Given data
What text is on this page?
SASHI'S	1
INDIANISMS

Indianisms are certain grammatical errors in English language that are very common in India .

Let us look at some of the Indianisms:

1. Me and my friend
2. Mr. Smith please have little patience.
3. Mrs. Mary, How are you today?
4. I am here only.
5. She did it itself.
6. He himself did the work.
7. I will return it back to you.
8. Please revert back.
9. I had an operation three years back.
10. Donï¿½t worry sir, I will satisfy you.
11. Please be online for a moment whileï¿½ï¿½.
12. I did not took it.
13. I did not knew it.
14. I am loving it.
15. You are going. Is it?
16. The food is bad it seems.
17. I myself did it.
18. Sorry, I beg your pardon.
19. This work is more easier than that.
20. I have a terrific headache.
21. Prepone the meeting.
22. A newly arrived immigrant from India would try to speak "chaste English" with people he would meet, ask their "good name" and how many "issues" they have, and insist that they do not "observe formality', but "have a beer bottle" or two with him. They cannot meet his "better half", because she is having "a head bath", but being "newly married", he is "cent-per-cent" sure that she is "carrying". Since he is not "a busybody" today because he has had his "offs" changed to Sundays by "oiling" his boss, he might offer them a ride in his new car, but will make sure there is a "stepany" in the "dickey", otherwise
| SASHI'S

The request
State how many lines of the listing above include the word "work". Give nothing but the number.

Response
2